# Start of TASK INPUT

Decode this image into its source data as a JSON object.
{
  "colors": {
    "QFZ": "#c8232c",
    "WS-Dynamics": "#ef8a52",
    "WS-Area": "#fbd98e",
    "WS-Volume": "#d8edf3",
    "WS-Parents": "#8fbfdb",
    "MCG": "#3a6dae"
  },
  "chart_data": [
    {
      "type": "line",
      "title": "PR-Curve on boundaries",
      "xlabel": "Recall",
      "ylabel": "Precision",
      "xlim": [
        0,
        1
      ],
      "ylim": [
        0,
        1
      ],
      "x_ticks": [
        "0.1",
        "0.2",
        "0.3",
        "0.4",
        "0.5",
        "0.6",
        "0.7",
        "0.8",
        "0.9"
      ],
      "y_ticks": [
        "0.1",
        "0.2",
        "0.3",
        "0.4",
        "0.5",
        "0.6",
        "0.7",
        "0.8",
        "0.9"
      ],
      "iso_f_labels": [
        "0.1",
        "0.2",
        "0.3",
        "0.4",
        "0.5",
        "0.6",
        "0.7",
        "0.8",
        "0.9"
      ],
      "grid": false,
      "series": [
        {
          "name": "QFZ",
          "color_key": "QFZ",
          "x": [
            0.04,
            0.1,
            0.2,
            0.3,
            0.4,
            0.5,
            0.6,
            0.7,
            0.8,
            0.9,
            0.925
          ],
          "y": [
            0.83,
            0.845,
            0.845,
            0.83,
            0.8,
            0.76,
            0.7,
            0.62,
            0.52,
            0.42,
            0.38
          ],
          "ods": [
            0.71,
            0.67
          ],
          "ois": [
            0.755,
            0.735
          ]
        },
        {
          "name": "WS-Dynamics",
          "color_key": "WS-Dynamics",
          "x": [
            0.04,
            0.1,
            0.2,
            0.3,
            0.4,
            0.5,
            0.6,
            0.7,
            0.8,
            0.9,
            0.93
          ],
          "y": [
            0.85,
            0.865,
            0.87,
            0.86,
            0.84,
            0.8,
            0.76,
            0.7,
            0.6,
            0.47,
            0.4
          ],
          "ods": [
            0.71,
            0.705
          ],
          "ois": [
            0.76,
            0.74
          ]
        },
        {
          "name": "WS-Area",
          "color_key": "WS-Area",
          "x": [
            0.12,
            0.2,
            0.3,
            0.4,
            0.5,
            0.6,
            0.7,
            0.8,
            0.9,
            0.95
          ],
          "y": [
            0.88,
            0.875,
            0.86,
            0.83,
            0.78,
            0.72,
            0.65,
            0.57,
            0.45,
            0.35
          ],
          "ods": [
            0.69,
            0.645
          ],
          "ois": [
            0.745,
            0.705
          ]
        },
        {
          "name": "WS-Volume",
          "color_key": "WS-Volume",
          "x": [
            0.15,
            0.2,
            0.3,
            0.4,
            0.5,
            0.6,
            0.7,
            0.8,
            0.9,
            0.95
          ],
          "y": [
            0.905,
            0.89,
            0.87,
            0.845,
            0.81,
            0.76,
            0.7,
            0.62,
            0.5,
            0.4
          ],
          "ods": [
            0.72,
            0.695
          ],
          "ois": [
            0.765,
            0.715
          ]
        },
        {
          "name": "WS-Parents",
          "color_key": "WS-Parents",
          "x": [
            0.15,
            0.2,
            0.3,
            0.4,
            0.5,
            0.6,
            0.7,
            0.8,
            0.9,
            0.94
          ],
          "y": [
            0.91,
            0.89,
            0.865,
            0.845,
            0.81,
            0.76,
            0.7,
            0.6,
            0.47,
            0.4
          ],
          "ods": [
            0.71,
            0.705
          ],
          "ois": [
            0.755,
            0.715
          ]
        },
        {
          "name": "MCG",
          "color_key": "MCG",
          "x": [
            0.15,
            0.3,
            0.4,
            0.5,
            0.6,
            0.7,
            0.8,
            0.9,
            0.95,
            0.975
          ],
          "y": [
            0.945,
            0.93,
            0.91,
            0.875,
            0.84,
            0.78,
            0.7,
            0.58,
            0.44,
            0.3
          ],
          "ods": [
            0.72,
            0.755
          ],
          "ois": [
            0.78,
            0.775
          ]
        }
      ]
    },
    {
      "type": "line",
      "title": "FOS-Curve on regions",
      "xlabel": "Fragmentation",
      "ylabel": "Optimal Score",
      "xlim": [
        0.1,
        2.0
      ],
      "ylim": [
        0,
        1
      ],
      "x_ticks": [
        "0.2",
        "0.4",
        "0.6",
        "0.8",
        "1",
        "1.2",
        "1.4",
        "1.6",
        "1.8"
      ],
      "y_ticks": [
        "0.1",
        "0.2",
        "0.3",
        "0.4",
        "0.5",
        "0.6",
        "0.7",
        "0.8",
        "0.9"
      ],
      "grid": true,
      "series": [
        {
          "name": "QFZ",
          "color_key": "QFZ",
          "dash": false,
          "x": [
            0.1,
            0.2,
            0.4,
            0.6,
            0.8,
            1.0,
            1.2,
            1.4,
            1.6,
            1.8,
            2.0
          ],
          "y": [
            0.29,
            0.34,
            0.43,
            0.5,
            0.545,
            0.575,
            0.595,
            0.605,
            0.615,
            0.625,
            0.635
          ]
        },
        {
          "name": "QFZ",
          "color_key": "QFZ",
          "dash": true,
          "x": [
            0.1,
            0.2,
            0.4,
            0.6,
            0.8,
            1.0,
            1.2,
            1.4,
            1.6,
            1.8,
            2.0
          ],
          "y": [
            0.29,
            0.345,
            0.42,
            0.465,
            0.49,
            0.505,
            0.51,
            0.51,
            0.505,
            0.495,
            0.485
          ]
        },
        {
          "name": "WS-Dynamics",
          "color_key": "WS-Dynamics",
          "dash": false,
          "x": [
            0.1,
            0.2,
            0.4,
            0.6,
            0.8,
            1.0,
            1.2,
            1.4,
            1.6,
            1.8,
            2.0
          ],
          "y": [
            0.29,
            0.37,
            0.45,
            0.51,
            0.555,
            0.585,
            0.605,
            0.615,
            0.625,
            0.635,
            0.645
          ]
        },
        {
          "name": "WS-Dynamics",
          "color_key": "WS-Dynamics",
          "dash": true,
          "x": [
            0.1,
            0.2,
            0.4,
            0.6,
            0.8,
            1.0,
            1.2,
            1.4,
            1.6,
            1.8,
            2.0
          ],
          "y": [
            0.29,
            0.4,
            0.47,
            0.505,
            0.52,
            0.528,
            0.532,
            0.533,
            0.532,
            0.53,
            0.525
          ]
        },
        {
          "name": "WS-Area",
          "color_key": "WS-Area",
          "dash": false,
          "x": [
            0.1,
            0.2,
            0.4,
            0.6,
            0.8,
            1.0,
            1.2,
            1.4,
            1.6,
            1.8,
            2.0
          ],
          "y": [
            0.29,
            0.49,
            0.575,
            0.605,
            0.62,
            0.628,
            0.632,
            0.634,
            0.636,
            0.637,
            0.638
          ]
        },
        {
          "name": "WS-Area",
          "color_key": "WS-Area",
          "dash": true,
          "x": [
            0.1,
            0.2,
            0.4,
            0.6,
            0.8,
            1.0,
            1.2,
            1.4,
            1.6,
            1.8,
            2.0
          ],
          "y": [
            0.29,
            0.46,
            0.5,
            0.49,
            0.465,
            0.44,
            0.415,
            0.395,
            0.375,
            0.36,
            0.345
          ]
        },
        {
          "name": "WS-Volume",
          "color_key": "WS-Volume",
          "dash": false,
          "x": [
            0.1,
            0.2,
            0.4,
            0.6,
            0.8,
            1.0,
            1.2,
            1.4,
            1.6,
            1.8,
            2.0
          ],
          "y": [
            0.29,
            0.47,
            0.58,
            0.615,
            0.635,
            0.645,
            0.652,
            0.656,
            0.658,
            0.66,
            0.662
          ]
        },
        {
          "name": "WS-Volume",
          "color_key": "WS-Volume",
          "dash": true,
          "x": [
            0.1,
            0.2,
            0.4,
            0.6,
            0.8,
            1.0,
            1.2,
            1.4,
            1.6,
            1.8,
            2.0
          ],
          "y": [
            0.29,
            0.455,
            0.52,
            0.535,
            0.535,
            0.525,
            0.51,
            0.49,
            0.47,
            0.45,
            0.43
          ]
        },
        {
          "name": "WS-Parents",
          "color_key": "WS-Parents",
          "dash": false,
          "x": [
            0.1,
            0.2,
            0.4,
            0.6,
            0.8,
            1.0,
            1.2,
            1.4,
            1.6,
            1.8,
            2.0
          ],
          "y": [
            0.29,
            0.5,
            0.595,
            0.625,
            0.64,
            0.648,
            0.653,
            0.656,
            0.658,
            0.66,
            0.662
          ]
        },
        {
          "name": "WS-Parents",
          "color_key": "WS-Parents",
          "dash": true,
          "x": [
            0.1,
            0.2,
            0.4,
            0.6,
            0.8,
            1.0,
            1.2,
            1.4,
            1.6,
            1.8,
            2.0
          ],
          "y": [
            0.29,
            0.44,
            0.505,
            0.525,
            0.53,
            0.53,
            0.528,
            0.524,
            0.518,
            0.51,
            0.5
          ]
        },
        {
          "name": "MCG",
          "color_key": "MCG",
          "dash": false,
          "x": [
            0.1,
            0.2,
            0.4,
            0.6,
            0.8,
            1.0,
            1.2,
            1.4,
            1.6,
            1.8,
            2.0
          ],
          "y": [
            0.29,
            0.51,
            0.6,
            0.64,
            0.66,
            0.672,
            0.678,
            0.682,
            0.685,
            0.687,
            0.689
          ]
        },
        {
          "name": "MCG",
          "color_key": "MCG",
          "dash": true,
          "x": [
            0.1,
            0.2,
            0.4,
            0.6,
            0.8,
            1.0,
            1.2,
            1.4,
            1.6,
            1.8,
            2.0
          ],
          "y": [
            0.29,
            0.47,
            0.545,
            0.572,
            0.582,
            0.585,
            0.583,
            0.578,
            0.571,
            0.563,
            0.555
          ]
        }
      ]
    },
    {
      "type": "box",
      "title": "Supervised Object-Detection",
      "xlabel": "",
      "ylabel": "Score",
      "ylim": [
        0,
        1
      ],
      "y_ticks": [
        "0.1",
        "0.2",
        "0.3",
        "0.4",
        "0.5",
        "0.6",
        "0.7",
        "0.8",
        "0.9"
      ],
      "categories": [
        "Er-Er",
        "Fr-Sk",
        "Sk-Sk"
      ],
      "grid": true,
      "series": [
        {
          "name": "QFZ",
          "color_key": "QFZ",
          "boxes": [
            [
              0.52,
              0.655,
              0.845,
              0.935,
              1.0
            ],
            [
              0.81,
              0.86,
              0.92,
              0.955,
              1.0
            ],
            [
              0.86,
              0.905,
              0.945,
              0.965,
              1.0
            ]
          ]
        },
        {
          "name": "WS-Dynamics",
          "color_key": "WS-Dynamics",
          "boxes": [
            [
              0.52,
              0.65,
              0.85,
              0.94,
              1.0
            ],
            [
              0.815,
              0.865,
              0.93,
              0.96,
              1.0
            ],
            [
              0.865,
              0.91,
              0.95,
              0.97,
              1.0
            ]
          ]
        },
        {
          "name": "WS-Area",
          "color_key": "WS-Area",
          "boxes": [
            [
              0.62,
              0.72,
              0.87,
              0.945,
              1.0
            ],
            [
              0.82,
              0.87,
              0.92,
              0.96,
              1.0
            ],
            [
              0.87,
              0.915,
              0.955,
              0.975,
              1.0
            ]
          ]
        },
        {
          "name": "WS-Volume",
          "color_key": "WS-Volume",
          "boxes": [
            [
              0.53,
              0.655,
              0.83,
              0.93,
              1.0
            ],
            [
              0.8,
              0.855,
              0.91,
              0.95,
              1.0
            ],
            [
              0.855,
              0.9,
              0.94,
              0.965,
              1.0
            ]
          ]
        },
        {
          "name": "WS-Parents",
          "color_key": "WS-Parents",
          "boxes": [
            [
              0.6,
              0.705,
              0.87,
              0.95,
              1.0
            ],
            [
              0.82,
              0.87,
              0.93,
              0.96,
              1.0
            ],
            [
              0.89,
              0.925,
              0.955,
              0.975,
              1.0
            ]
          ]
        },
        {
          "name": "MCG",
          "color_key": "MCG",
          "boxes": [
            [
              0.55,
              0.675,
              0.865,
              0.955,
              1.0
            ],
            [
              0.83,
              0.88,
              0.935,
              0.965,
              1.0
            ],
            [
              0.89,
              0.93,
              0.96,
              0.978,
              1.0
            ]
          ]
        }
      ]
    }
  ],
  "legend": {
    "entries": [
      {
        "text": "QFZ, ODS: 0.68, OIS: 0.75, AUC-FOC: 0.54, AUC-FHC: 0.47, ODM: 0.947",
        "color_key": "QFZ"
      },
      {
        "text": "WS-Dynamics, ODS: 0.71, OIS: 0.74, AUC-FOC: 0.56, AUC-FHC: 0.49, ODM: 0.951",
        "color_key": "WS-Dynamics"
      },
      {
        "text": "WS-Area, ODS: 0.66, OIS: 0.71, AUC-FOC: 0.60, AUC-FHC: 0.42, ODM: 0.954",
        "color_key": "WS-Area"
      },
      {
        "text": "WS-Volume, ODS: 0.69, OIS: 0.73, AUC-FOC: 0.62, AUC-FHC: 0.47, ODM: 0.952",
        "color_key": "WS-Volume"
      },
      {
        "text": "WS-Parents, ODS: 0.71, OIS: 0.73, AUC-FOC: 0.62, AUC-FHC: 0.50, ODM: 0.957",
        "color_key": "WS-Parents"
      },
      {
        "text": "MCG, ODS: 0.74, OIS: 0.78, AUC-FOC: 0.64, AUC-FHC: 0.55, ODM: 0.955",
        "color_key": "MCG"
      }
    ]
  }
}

# End of TASK INPUT

**SET TASK**: Work out how many lines of the listing above include "title". Answer with the number and nothing more.

**TASK ANSWER**: 3